Records from a collection:
━━━━━━
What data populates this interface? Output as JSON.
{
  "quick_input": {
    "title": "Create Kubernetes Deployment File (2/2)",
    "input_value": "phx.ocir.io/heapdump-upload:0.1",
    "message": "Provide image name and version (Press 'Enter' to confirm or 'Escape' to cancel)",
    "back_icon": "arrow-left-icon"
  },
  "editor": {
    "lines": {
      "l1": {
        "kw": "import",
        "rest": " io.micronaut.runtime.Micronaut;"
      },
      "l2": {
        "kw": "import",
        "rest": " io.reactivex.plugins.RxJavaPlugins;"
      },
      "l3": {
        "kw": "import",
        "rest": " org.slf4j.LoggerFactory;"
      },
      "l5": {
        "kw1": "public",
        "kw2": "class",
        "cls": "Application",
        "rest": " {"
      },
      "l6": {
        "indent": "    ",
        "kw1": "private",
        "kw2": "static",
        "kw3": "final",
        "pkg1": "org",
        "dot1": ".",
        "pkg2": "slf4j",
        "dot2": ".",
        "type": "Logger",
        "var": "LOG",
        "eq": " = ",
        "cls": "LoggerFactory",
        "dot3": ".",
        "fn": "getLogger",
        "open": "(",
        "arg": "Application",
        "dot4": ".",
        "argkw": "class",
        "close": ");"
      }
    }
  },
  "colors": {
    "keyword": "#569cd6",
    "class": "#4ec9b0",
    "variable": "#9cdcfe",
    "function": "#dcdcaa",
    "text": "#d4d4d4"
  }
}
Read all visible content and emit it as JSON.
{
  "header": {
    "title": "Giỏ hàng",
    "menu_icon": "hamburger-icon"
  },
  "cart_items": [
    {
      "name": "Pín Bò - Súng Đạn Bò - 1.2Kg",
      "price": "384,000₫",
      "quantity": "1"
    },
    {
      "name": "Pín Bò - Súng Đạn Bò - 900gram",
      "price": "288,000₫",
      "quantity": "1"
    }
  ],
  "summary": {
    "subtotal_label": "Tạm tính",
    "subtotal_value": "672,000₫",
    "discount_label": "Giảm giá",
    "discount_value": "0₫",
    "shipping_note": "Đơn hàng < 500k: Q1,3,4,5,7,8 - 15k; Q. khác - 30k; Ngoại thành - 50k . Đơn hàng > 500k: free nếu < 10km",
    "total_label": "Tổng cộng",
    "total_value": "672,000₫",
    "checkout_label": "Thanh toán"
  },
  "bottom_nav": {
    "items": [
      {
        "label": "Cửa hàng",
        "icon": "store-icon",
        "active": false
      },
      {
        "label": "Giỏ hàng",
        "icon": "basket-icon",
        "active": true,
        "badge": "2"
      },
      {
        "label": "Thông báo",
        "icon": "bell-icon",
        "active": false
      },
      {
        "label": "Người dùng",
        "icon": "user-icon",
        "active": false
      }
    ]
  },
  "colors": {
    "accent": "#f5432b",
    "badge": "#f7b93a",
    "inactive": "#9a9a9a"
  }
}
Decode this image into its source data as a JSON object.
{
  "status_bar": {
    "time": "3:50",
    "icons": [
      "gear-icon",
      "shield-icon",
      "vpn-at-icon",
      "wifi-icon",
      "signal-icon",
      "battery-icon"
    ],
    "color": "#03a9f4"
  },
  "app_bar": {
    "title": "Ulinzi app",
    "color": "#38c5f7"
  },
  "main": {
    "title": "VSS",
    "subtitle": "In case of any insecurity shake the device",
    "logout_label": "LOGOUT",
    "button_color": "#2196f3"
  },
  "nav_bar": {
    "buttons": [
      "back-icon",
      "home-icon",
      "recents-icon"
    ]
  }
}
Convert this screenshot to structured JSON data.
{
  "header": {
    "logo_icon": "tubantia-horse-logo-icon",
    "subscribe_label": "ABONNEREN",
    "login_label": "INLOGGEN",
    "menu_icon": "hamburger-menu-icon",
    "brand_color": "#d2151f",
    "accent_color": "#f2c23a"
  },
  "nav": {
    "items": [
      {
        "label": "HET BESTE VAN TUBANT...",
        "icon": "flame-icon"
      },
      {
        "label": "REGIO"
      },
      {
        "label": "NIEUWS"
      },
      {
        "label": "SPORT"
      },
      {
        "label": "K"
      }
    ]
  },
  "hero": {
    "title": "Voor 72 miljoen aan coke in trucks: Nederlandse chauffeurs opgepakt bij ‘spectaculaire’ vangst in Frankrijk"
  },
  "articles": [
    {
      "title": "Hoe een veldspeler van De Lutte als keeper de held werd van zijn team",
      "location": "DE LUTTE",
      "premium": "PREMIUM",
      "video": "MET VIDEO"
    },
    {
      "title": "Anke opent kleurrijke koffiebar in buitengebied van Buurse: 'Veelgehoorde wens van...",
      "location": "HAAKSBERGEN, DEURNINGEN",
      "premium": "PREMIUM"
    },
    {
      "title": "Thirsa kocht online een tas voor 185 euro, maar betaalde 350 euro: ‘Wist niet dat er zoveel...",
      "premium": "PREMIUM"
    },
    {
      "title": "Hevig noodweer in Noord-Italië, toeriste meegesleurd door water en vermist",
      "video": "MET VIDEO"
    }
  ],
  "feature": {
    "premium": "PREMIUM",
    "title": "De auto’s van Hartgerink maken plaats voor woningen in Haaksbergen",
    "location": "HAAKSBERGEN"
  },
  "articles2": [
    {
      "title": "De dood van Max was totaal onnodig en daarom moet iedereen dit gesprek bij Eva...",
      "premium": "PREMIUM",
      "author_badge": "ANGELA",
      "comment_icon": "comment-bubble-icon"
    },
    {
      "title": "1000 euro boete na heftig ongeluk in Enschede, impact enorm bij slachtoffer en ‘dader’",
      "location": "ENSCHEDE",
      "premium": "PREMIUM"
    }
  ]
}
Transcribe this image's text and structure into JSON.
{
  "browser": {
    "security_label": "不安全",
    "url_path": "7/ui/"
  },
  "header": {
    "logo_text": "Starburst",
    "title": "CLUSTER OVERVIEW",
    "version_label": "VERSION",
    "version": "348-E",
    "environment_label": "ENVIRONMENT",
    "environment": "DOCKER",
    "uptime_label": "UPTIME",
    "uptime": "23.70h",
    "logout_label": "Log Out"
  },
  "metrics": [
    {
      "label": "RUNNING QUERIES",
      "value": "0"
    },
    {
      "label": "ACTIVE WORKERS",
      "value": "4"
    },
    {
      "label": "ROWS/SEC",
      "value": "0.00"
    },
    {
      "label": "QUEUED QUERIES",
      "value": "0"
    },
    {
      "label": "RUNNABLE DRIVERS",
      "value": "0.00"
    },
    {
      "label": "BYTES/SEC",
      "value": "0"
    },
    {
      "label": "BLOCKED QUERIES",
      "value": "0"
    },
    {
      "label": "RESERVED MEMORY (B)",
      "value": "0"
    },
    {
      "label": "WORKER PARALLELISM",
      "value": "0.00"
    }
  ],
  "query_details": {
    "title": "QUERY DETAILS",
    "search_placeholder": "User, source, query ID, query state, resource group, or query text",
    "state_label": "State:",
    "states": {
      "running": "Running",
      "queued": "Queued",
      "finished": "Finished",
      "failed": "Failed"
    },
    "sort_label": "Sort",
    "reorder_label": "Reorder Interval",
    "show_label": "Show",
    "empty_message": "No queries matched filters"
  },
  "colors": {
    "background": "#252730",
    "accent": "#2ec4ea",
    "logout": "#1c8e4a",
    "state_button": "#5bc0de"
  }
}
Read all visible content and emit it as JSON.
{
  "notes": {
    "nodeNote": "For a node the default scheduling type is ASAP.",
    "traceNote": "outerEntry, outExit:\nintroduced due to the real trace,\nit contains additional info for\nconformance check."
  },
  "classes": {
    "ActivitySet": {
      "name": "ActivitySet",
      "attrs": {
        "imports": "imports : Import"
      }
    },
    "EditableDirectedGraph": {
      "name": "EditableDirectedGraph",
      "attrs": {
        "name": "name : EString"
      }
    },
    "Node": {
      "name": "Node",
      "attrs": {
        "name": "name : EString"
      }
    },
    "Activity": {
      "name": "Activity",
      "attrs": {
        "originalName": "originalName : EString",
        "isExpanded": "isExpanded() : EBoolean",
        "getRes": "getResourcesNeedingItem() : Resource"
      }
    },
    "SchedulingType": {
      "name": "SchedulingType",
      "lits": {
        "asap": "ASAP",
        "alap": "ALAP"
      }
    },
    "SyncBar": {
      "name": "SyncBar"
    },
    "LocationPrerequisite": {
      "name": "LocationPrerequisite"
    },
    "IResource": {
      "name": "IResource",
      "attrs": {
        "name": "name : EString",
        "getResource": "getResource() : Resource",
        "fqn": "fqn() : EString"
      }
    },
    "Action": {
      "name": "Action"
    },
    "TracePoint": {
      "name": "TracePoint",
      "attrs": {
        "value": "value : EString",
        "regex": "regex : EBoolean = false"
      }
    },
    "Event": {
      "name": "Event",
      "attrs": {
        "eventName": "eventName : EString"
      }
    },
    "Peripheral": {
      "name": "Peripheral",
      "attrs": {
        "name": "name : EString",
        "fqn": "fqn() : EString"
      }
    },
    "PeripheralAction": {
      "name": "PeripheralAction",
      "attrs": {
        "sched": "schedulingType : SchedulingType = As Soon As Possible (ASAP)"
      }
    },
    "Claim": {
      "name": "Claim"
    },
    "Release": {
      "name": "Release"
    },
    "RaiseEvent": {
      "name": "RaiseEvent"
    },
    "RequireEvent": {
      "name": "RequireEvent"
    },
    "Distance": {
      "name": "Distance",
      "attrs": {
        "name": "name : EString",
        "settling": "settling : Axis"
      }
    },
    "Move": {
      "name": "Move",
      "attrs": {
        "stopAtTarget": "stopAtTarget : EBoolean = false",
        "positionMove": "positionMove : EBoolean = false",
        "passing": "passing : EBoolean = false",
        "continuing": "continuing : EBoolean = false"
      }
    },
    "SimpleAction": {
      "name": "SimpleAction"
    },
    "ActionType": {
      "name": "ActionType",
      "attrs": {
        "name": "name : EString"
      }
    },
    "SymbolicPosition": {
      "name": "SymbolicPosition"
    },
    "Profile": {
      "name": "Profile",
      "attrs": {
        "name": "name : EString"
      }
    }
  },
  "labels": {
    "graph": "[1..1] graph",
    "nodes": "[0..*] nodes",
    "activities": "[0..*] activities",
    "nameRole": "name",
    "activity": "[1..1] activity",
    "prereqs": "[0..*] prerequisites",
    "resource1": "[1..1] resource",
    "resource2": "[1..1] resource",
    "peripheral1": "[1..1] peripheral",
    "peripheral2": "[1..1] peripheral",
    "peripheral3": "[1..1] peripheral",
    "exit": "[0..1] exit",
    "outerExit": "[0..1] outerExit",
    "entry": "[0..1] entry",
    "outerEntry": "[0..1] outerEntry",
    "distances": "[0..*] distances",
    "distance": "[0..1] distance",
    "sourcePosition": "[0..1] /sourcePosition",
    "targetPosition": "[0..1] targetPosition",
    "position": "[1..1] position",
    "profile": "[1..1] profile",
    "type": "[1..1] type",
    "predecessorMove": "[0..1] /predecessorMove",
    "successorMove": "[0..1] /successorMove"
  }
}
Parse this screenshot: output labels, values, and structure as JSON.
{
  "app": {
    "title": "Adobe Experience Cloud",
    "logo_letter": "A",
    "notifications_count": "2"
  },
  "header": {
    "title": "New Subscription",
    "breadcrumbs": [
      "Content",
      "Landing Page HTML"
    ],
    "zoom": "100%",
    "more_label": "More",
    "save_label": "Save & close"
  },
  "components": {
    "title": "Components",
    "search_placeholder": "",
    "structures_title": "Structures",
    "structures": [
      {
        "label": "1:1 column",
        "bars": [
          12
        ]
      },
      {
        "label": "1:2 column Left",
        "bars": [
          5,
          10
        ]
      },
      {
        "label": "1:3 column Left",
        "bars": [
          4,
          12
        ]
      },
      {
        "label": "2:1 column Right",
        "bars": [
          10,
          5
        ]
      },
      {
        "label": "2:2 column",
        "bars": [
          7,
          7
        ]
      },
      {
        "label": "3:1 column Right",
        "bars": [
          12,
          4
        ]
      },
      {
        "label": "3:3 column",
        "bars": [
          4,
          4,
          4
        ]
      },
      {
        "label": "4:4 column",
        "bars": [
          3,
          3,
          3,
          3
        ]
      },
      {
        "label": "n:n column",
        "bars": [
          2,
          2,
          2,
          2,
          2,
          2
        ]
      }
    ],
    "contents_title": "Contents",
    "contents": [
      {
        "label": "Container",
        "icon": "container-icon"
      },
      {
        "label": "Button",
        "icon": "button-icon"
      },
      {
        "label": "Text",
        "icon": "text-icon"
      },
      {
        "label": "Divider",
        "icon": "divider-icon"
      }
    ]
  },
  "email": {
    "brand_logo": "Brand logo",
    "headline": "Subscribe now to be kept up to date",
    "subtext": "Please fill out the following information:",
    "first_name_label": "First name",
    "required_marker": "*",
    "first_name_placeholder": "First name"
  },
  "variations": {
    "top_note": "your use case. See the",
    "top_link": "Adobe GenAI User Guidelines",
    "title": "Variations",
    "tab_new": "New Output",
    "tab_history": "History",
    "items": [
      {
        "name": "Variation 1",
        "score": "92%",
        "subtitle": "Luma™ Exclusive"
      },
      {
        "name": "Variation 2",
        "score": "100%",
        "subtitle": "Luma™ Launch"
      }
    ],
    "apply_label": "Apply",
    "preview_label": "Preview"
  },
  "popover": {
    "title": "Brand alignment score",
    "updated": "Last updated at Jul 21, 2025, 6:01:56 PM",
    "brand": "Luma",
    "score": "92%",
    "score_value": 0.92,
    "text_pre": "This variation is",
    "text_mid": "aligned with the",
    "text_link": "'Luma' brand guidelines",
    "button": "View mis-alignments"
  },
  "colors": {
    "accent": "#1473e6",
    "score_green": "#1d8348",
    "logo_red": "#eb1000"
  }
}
━━━━━━
* Problem statement *
Scan the material line by line and report each one that contains "SymbolicPosition".

* Task response *
    "SymbolicPosition": {
      "name": "SymbolicPosition"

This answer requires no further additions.